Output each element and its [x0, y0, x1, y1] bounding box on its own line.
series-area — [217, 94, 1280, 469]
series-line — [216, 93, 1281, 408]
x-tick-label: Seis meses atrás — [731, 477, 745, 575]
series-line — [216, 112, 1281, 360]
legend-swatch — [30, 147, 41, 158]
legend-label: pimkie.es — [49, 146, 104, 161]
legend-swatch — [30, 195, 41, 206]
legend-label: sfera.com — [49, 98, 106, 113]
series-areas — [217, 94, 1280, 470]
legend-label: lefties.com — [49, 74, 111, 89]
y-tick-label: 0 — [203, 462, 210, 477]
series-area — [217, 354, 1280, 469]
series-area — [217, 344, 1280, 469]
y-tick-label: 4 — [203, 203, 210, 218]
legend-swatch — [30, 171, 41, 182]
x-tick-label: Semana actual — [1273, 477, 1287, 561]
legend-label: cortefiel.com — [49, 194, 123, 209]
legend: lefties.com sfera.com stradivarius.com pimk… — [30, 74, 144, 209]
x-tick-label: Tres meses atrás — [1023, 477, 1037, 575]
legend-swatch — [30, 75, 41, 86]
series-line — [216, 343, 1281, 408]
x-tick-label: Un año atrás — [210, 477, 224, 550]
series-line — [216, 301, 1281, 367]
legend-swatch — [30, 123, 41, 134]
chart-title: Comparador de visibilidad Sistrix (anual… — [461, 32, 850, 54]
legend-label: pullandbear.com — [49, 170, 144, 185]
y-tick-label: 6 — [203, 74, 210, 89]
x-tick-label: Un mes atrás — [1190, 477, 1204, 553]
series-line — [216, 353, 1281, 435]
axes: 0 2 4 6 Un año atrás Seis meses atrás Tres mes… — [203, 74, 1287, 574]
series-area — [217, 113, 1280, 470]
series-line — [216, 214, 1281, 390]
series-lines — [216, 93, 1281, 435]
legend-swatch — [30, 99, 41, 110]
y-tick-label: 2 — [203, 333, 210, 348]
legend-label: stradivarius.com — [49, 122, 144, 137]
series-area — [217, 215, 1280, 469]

********************

WHAT YOU HAVE TO DO: Repeat the listing above line for line, reproducing every line without any change.

FULL RESPONSE:
Output each element and its [x0, y0, x1, y1] bounding box on its own line.
series-area — [217, 94, 1280, 469]
series-line — [216, 93, 1281, 408]
x-tick-label: Seis meses atrás — [731, 477, 745, 575]
series-line — [216, 112, 1281, 360]
legend-swatch — [30, 147, 41, 158]
legend-label: pimkie.es — [49, 146, 104, 161]
legend-swatch — [30, 195, 41, 206]
legend-label: sfera.com — [49, 98, 106, 113]
series-areas — [217, 94, 1280, 470]
legend-label: lefties.com — [49, 74, 111, 89]
y-tick-label: 0 — [203, 462, 210, 477]
series-area — [217, 354, 1280, 469]
series-area — [217, 344, 1280, 469]
y-tick-label: 4 — [203, 203, 210, 218]
legend-swatch — [30, 171, 41, 182]
x-tick-label: Semana actual — [1273, 477, 1287, 561]
legend-label: cortefiel.com — [49, 194, 123, 209]
legend: lefties.com sfera.com stradivarius.com pimk… — [30, 74, 144, 209]
x-tick-label: Tres meses atrás — [1023, 477, 1037, 575]
legend-swatch — [30, 75, 41, 86]
series-line — [216, 343, 1281, 408]
x-tick-label: Un año atrás — [210, 477, 224, 550]
series-line — [216, 301, 1281, 367]
legend-swatch — [30, 123, 41, 134]
chart-title: Comparador de visibilidad Sistrix (anual… — [461, 32, 850, 54]
legend-label: pullandbear.com — [49, 170, 144, 185]
y-tick-label: 6 — [203, 74, 210, 89]
x-tick-label: Un mes atrás — [1190, 477, 1204, 553]
series-line — [216, 353, 1281, 435]
axes: 0 2 4 6 Un año atrás Seis meses atrás Tres mes… — [203, 74, 1287, 574]
series-area — [217, 113, 1280, 470]
series-line — [216, 214, 1281, 390]
series-lines — [216, 93, 1281, 435]
legend-swatch — [30, 99, 41, 110]
y-tick-label: 2 — [203, 333, 210, 348]
legend-label: stradivarius.com — [49, 122, 144, 137]
series-area — [217, 215, 1280, 469]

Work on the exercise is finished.